Задание =
Подхватите отрывок о помещиках из «Мертвых душ» и продолжите его сразу после последнего предложения.

Отрывок =
Анатолий Абрашкин - Русский Дьявол
Манилов — Ангел;
Коробочка — Кикимора;
Ноздрев — Черт;
Собакевич — медведь + Кощей;
Плюшкин — Баба-яга.
К каждому из них, в их заповедные уголки иного света, Чичиков входит особой дорожкой. Пристанище каждого из помещиков несет свои, особенные отпечатки мира мертвых душ. Вот и вступив в темные широкие сени плюшкинского жилища, Павел Иванович почувствовал, что «подуло холодом, как из погреба. Из сеней он попал в комнату, тоже темную, чуть-чуть озаренную светом, выходившим из-под широкой щели, находившейся внизу двери. Отворивши эту дверь, он наконец очутился в свету и был поражен представшим беспорядком. <…> Никак бы нельзя было сказать, чтобы в комнате сей обитало живое существо, если бы не возвещал его пребыванье старый поношенный колпак, лежавший на столе». Как говорится, приплыли… Если в доме Манилова еще чувствуется какая-то жизнь, там живет любовь и учатся дети, если у Коробочки хозяйство налажено и часы исправно отбивают время, если у Ноздрева полный хаос и в голове, и на деле, если Собакевич мертв духом, но наел брюхо и живет плотскими утехами, то у Плюшкина жизнь замерла. Время остановилось здесь. Кстати, Плюшкин чуть не подарил Чичикову испорченные часы, но и тут его остановила жадность. Воистину хочется воскликнуть вместе с Гоголем: «Грозна, страшна грядущая впереди старость, и ничего не отдаст назад, обратно! Могила милосерднее ее, на могиле напишется: «Здесь погребен человек!» На доме Плюшкина такую надпись можно было бы поместить еще при его жизни.

Записанные данные =

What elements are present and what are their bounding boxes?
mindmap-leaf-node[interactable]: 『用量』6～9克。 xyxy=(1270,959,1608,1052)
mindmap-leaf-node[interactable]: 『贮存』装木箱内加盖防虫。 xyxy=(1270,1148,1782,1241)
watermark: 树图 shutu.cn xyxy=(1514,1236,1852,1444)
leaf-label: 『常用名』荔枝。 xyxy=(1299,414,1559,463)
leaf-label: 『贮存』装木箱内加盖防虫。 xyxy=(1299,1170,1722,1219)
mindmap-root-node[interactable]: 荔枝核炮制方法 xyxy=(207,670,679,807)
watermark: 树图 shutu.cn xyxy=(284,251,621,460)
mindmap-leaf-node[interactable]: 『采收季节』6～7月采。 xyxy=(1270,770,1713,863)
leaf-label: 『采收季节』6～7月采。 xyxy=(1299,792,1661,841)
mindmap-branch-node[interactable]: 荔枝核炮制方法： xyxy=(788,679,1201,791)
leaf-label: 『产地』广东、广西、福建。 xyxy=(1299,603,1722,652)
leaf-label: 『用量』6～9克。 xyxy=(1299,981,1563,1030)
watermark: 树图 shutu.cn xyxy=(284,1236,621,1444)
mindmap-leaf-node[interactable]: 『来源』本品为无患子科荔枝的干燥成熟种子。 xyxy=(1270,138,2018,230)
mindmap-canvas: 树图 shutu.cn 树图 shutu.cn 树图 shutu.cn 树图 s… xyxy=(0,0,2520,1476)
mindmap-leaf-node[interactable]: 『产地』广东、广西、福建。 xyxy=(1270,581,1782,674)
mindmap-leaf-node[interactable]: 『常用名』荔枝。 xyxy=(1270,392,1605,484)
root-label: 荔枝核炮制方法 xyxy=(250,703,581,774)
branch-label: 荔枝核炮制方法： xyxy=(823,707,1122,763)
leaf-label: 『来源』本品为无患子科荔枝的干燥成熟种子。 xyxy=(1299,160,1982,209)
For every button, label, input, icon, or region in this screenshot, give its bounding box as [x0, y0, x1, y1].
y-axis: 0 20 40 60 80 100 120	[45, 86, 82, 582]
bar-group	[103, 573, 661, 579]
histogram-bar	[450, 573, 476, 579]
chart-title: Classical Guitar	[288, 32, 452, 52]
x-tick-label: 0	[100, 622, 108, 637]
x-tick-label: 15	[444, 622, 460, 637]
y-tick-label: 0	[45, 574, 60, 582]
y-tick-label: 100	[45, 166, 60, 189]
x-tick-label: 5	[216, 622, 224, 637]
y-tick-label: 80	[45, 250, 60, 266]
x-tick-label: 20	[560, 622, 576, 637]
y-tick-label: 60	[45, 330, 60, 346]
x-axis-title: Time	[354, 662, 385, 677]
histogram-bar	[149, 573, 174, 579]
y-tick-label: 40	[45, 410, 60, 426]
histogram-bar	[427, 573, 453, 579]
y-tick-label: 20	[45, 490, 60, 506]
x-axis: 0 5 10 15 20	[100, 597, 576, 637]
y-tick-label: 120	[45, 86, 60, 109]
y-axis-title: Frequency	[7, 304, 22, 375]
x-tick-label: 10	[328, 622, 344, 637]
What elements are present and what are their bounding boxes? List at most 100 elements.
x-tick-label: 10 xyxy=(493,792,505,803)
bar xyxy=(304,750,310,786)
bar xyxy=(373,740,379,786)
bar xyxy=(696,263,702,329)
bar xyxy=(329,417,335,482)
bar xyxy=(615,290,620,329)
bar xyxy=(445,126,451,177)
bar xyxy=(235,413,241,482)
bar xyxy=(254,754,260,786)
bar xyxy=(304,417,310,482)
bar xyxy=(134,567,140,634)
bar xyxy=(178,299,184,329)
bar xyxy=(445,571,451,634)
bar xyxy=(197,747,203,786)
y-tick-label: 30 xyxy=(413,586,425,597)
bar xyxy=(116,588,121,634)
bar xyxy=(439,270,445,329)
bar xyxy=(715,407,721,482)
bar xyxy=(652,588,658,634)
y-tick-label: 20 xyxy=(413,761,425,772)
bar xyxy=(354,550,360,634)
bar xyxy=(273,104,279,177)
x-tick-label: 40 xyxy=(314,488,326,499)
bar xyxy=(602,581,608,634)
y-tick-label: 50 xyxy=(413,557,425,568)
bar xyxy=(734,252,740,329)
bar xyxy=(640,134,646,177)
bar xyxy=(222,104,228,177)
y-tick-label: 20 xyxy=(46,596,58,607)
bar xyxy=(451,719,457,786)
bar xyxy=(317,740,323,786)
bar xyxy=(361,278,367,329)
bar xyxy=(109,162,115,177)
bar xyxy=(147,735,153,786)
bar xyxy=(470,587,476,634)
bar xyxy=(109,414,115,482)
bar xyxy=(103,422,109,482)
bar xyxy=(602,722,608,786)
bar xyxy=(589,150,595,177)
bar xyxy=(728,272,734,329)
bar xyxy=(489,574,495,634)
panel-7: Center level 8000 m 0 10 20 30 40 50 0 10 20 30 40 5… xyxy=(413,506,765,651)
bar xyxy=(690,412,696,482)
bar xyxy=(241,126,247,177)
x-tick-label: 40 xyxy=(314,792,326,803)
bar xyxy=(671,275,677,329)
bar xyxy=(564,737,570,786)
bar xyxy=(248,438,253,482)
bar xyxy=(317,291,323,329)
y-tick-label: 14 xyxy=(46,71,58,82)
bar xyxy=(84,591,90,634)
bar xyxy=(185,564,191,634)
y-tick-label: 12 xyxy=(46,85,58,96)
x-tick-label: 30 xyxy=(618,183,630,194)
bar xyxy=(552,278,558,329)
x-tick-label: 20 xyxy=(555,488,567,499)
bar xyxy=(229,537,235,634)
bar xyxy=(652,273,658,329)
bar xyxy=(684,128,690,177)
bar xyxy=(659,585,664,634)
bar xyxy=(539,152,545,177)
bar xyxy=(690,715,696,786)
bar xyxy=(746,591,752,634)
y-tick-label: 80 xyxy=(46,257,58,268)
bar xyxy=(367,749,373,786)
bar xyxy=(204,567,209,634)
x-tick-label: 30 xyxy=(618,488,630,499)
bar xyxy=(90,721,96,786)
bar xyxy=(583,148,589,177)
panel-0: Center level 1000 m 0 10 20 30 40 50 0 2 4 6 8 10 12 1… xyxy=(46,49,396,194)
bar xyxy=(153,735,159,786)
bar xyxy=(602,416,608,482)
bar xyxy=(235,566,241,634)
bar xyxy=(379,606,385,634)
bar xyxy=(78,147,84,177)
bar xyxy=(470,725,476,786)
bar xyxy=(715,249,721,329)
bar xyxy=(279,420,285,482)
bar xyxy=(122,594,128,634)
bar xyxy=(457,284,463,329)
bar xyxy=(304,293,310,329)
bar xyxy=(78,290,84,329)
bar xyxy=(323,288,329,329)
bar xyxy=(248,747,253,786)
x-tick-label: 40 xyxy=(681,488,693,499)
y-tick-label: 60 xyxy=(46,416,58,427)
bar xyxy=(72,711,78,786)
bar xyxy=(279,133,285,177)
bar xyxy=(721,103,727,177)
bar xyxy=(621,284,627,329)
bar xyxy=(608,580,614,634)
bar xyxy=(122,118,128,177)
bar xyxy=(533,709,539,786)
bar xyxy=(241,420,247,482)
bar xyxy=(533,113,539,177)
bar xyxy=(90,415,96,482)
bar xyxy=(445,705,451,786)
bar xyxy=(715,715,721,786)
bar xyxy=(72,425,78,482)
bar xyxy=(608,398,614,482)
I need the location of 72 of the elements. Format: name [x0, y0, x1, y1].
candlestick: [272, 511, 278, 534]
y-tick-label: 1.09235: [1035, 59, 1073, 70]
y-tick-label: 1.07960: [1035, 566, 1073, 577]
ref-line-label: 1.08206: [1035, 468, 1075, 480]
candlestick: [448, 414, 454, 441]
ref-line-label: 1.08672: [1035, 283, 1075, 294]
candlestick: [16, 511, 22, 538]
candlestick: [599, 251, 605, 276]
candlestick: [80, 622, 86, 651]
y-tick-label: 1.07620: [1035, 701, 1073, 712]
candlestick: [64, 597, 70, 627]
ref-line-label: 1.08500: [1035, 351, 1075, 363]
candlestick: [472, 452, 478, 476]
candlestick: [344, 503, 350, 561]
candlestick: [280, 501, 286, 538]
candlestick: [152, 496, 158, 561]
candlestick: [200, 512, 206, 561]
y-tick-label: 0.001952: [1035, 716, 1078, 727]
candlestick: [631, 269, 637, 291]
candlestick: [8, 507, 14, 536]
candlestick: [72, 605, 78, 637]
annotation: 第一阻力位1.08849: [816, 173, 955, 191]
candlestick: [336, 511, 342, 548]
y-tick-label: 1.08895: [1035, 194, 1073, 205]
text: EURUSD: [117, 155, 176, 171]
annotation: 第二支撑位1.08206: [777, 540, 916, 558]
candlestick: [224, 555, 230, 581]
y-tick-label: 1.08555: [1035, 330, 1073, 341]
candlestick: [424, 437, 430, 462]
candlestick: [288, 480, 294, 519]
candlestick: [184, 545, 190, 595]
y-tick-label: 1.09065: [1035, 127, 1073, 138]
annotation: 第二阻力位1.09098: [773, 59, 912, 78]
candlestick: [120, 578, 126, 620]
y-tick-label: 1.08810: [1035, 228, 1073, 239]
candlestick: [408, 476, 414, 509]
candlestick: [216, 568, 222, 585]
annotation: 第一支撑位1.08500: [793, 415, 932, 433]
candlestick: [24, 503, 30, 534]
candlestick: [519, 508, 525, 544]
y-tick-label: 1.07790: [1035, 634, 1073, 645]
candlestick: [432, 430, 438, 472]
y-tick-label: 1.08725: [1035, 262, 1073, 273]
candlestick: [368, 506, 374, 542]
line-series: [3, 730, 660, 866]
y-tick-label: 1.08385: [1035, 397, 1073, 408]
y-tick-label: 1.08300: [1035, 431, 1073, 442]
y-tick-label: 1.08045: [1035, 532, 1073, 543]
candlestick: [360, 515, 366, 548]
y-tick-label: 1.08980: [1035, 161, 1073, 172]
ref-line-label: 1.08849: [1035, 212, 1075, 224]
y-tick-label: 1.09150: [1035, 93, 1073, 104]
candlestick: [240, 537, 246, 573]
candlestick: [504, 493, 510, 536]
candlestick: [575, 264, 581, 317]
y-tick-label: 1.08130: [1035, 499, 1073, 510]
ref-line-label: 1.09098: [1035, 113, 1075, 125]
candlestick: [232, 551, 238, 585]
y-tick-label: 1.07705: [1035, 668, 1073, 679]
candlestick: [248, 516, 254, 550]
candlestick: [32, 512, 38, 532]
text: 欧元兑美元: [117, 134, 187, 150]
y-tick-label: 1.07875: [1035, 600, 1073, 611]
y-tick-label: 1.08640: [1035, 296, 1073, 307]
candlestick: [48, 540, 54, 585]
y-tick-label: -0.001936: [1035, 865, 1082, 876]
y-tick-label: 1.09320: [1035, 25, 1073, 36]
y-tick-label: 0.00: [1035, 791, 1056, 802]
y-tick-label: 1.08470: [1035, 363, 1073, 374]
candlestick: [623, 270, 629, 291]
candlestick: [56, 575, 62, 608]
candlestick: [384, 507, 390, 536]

Ответ =
Границей ада имени Плюшкина служит двор. Как только бричка Чичикова выехала со двора, ворота в усадьбу были тотчас же заперты. Мертвое царство выпустило Чичикова на волю. Павел Иванович так ошалел от своих успехов, что всю дорогу был весел и даже запел «песню, до такой степени необыкновенную», что удивил даже видавшего виды Селифана. Впереди, однако, уже маячил город. «Были уже густые сумерки, когда подъехали они к городу. Тень со светом перемешалась совершенно, и казалось, самые предметы перемешалися тоже. <…> Наконец бричка, сделавши порядочный скачок, опустилась, как будто в яму, в ворота гостиницы…» Чичиков возвратился в свой покойный номер, где его встретил до боли знакомый запах Петрушки.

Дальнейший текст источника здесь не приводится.